▶ The request: Print every entry word for word, but omit the pictures.

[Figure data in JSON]
────
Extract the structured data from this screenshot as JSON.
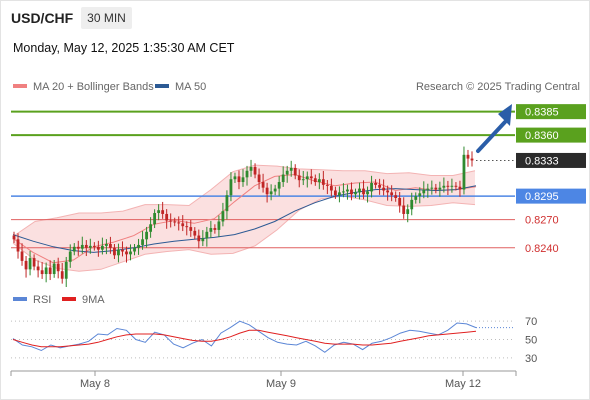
{
  "header": {
    "pair": "USD/CHF",
    "timeframe": "30 MIN",
    "datetime": "Monday, May 12, 2025 1:35:30 AM CET",
    "copyright": "Research © 2025 Trading Central"
  },
  "legend": {
    "ma20": {
      "label": "MA 20 + Bollinger Bands",
      "color": "#f08080"
    },
    "ma50": {
      "label": "MA 50",
      "color": "#2c5a94"
    },
    "rsi": {
      "label": "RSI",
      "color": "#5b86d6"
    },
    "ma9": {
      "label": "9MA",
      "color": "#e02020"
    }
  },
  "colors": {
    "resistance": "#5aa11e",
    "pivot": "#4d86e4",
    "support": "#e06060",
    "current": "#2b2b2b",
    "arrow": "#2a5da8",
    "candle_up": "#2f8a2f",
    "candle_down": "#c02525",
    "band_fill": "#fbe0e0"
  },
  "levels": [
    {
      "name": "resistance-2",
      "value": 0.8385,
      "label": "0.8385",
      "kind": "resistance"
    },
    {
      "name": "resistance-1",
      "value": 0.836,
      "label": "0.8360",
      "kind": "resistance"
    },
    {
      "name": "current-price",
      "value": 0.8333,
      "label": "0.8333",
      "kind": "current"
    },
    {
      "name": "pivot",
      "value": 0.8295,
      "label": "0.8295",
      "kind": "pivot"
    },
    {
      "name": "support-1",
      "value": 0.827,
      "label": "0.8270",
      "kind": "support"
    },
    {
      "name": "support-2",
      "value": 0.824,
      "label": "0.8240",
      "kind": "support"
    }
  ],
  "chart_data": [
    {
      "type": "candlestick",
      "title": "",
      "xlabel": "",
      "ylabel": "",
      "ylim": [
        0.8195,
        0.844
      ],
      "x_ticks": [
        "May 8",
        "May 9",
        "May 12"
      ],
      "grid": false,
      "legend_placement": "top-left",
      "series": [
        {
          "name": "USD/CHF",
          "close_path": [
            0.8249,
            0.8236,
            0.8226,
            0.8217,
            0.8229,
            0.822,
            0.8216,
            0.8212,
            0.8219,
            0.8212,
            0.8223,
            0.8215,
            0.8207,
            0.8225,
            0.8236,
            0.8241,
            0.8239,
            0.8243,
            0.824,
            0.8242,
            0.8241,
            0.8238,
            0.8242,
            0.8244,
            0.824,
            0.8232,
            0.8238,
            0.8236,
            0.8233,
            0.8236,
            0.824,
            0.8243,
            0.8249,
            0.8257,
            0.8265,
            0.8277,
            0.828,
            0.8276,
            0.8269,
            0.8268,
            0.8267,
            0.8266,
            0.8263,
            0.8262,
            0.8258,
            0.8253,
            0.8247,
            0.825,
            0.8257,
            0.8261,
            0.8259,
            0.8268,
            0.8279,
            0.8296,
            0.8313,
            0.8316,
            0.831,
            0.8315,
            0.8322,
            0.8326,
            0.8318,
            0.831,
            0.8304,
            0.8297,
            0.83,
            0.8303,
            0.831,
            0.8318,
            0.8322,
            0.8325,
            0.8317,
            0.8312,
            0.8313,
            0.8316,
            0.8314,
            0.831,
            0.8313,
            0.8307,
            0.8306,
            0.8301,
            0.8296,
            0.8299,
            0.83,
            0.8302,
            0.8297,
            0.8299,
            0.8303,
            0.8297,
            0.83,
            0.8309,
            0.8307,
            0.8304,
            0.8301,
            0.8299,
            0.8296,
            0.8293,
            0.8285,
            0.8276,
            0.8281,
            0.8291,
            0.8295,
            0.8298,
            0.8302,
            0.8303,
            0.8304,
            0.8302,
            0.8304,
            0.8306,
            0.8305,
            0.8306,
            0.8305,
            0.8302,
            0.8339,
            0.8335,
            0.8333
          ]
        },
        {
          "name": "MA 20",
          "path": [
            0.825,
            0.8235,
            0.8224,
            0.8227,
            0.8241,
            0.8246,
            0.8253,
            0.8265,
            0.8269,
            0.8266,
            0.8271,
            0.8289,
            0.8306,
            0.8316,
            0.8318,
            0.8311,
            0.8306,
            0.8309,
            0.831,
            0.8301,
            0.8304,
            0.8301,
            0.8302,
            0.8305
          ]
        },
        {
          "name": "Bollinger upper",
          "path": [
            0.8252,
            0.8268,
            0.8272,
            0.8277,
            0.8277,
            0.8279,
            0.8286,
            0.8286,
            0.8285,
            0.8302,
            0.8321,
            0.8328,
            0.8327,
            0.8324,
            0.8323,
            0.8322,
            0.8322,
            0.8319,
            0.832,
            0.8317,
            0.8317,
            0.8322
          ]
        },
        {
          "name": "Bollinger lower",
          "path": [
            0.8245,
            0.8227,
            0.8218,
            0.8215,
            0.8217,
            0.8225,
            0.8233,
            0.8236,
            0.8238,
            0.8233,
            0.8234,
            0.8242,
            0.8259,
            0.828,
            0.8292,
            0.8295,
            0.8291,
            0.8285,
            0.8284,
            0.8285,
            0.8288,
            0.8286
          ]
        },
        {
          "name": "MA 50",
          "path": [
            0.8254,
            0.8247,
            0.8241,
            0.8237,
            0.8235,
            0.8237,
            0.824,
            0.8244,
            0.8247,
            0.8249,
            0.8251,
            0.8254,
            0.826,
            0.8268,
            0.8279,
            0.8288,
            0.8295,
            0.8299,
            0.8302,
            0.8303,
            0.8302,
            0.8301,
            0.8302,
            0.8306
          ]
        }
      ]
    },
    {
      "type": "line",
      "title": "",
      "xlabel": "",
      "ylabel": "",
      "ylim": [
        20,
        80
      ],
      "y_ticks": [
        70,
        50,
        30
      ],
      "grid": false,
      "series": [
        {
          "name": "RSI",
          "values": [
            51,
            44,
            42,
            38,
            44,
            41,
            43,
            45,
            48,
            56,
            55,
            62,
            60,
            50,
            47,
            58,
            55,
            45,
            41,
            46,
            50,
            43,
            57,
            63,
            70,
            66,
            59,
            52,
            47,
            45,
            44,
            48,
            43,
            36,
            44,
            47,
            45,
            39,
            46,
            48,
            52,
            57,
            60,
            59,
            57,
            55,
            60,
            68,
            67,
            63
          ]
        },
        {
          "name": "9MA",
          "values": [
            50,
            47,
            44,
            42,
            42,
            42,
            43,
            44,
            45,
            47,
            50,
            53,
            55,
            56,
            56,
            56,
            55,
            53,
            51,
            49,
            48,
            48,
            50,
            53,
            57,
            60,
            60,
            58,
            56,
            54,
            52,
            50,
            48,
            46,
            45,
            45,
            45,
            44,
            44,
            45,
            46,
            48,
            50,
            52,
            54,
            55,
            56,
            57,
            58,
            59
          ]
        }
      ]
    }
  ]
}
────
▶ Result of the exercise:
Extract the structured data from this screenshot as JSON.
{
  "header": {
    "pair": "USD/CHF",
    "timeframe": "30 MIN",
    "datetime": "Monday, May 12, 2025 1:35:30 AM CET",
    "copyright": "Research © 2025 Trading Central"
  },
  "legend": {
    "ma20": {
      "label": "MA 20 + Bollinger Bands",
      "color": "#f08080"
    },
    "ma50": {
      "label": "MA 50",
      "color": "#2c5a94"
    },
    "rsi": {
      "label": "RSI",
      "color": "#5b86d6"
    },
    "ma9": {
      "label": "9MA",
      "color": "#e02020"
    }
  },
  "colors": {
    "resistance": "#5aa11e",
    "pivot": "#4d86e4",
    "support": "#e06060",
    "current": "#2b2b2b",
    "arrow": "#2a5da8",
    "candle_up": "#2f8a2f",
    "candle_down": "#c02525",
    "band_fill": "#fbe0e0"
  },
  "levels": [
    {
      "name": "resistance-2",
      "value": 0.8385,
      "label": "0.8385",
      "kind": "resistance"
    },
    {
      "name": "resistance-1",
      "value": 0.836,
      "label": "0.8360",
      "kind": "resistance"
    },
    {
      "name": "current-price",
      "value": 0.8333,
      "label": "0.8333",
      "kind": "current"
    },
    {
      "name": "pivot",
      "value": 0.8295,
      "label": "0.8295",
      "kind": "pivot"
    },
    {
      "name": "support-1",
      "value": 0.827,
      "label": "0.8270",
      "kind": "support"
    },
    {
      "name": "support-2",
      "value": 0.824,
      "label": "0.8240",
      "kind": "support"
    }
  ],
  "chart_data": [
    {
      "type": "candlestick",
      "title": "",
      "xlabel": "",
      "ylabel": "",
      "ylim": [
        0.8195,
        0.844
      ],
      "x_ticks": [
        "May 8",
        "May 9",
        "May 12"
      ],
      "grid": false,
      "legend_placement": "top-left",
      "series": [
        {
          "name": "USD/CHF",
          "close_path": [
            0.8249,
            0.8236,
            0.8226,
            0.8217,
            0.8229,
            0.822,
            0.8216,
            0.8212,
            0.8219,
            0.8212,
            0.8223,
            0.8215,
            0.8207,
            0.8225,
            0.8236,
            0.8241,
            0.8239,
            0.8243,
            0.824,
            0.8242,
            0.8241,
            0.8238,
            0.8242,
            0.8244,
            0.824,
            0.8232,
            0.8238,
            0.8236,
            0.8233,
            0.8236,
            0.824,
            0.8243,
            0.8249,
            0.8257,
            0.8265,
            0.8277,
            0.828,
            0.8276,
            0.8269,
            0.8268,
            0.8267,
            0.8266,
            0.8263,
            0.8262,
            0.8258,
            0.8253,
            0.8247,
            0.825,
            0.8257,
            0.8261,
            0.8259,
            0.8268,
            0.8279,
            0.8296,
            0.8313,
            0.8316,
            0.831,
            0.8315,
            0.8322,
            0.8326,
            0.8318,
            0.831,
            0.8304,
            0.8297,
            0.83,
            0.8303,
            0.831,
            0.8318,
            0.8322,
            0.8325,
            0.8317,
            0.8312,
            0.8313,
            0.8316,
            0.8314,
            0.831,
            0.8313,
            0.8307,
            0.8306,
            0.8301,
            0.8296,
            0.8299,
            0.83,
            0.8302,
            0.8297,
            0.8299,
            0.8303,
            0.8297,
            0.83,
            0.8309,
            0.8307,
            0.8304,
            0.8301,
            0.8299,
            0.8296,
            0.8293,
            0.8285,
            0.8276,
            0.8281,
            0.8291,
            0.8295,
            0.8298,
            0.8302,
            0.8303,
            0.8304,
            0.8302,
            0.8304,
            0.8306,
            0.8305,
            0.8306,
            0.8305,
            0.8302,
            0.8339,
            0.8335,
            0.8333
          ]
        },
        {
          "name": "MA 20",
          "path": [
            0.825,
            0.8235,
            0.8224,
            0.8227,
            0.8241,
            0.8246,
            0.8253,
            0.8265,
            0.8269,
            0.8266,
            0.8271,
            0.8289,
            0.8306,
            0.8316,
            0.8318,
            0.8311,
            0.8306,
            0.8309,
            0.831,
            0.8301,
            0.8304,
            0.8301,
            0.8302,
            0.8305
          ]
        },
        {
          "name": "Bollinger upper",
          "path": [
            0.8252,
            0.8268,
            0.8272,
            0.8277,
            0.8277,
            0.8279,
            0.8286,
            0.8286,
            0.8285,
            0.8302,
            0.8321,
            0.8328,
            0.8327,
            0.8324,
            0.8323,
            0.8322,
            0.8322,
            0.8319,
            0.832,
            0.8317,
            0.8317,
            0.8322
          ]
        },
        {
          "name": "Bollinger lower",
          "path": [
            0.8245,
            0.8227,
            0.8218,
            0.8215,
            0.8217,
            0.8225,
            0.8233,
            0.8236,
            0.8238,
            0.8233,
            0.8234,
            0.8242,
            0.8259,
            0.828,
            0.8292,
            0.8295,
            0.8291,
            0.8285,
            0.8284,
            0.8285,
            0.8288,
            0.8286
          ]
        },
        {
          "name": "MA 50",
          "path": [
            0.8254,
            0.8247,
            0.8241,
            0.8237,
            0.8235,
            0.8237,
            0.824,
            0.8244,
            0.8247,
            0.8249,
            0.8251,
            0.8254,
            0.826,
            0.8268,
            0.8279,
            0.8288,
            0.8295,
            0.8299,
            0.8302,
            0.8303,
            0.8302,
            0.8301,
            0.8302,
            0.8306
          ]
        }
      ]
    },
    {
      "type": "line",
      "title": "",
      "xlabel": "",
      "ylabel": "",
      "ylim": [
        20,
        80
      ],
      "y_ticks": [
        70,
        50,
        30
      ],
      "grid": false,
      "series": [
        {
          "name": "RSI",
          "values": [
            51,
            44,
            42,
            38,
            44,
            41,
            43,
            45,
            48,
            56,
            55,
            62,
            60,
            50,
            47,
            58,
            55,
            45,
            41,
            46,
            50,
            43,
            57,
            63,
            70,
            66,
            59,
            52,
            47,
            45,
            44,
            48,
            43,
            36,
            44,
            47,
            45,
            39,
            46,
            48,
            52,
            57,
            60,
            59,
            57,
            55,
            60,
            68,
            67,
            63
          ]
        },
        {
          "name": "9MA",
          "values": [
            50,
            47,
            44,
            42,
            42,
            42,
            43,
            44,
            45,
            47,
            50,
            53,
            55,
            56,
            56,
            56,
            55,
            53,
            51,
            49,
            48,
            48,
            50,
            53,
            57,
            60,
            60,
            58,
            56,
            54,
            52,
            50,
            48,
            46,
            45,
            45,
            45,
            44,
            44,
            45,
            46,
            48,
            50,
            52,
            54,
            55,
            56,
            57,
            58,
            59
          ]
        }
      ]
    }
  ]
}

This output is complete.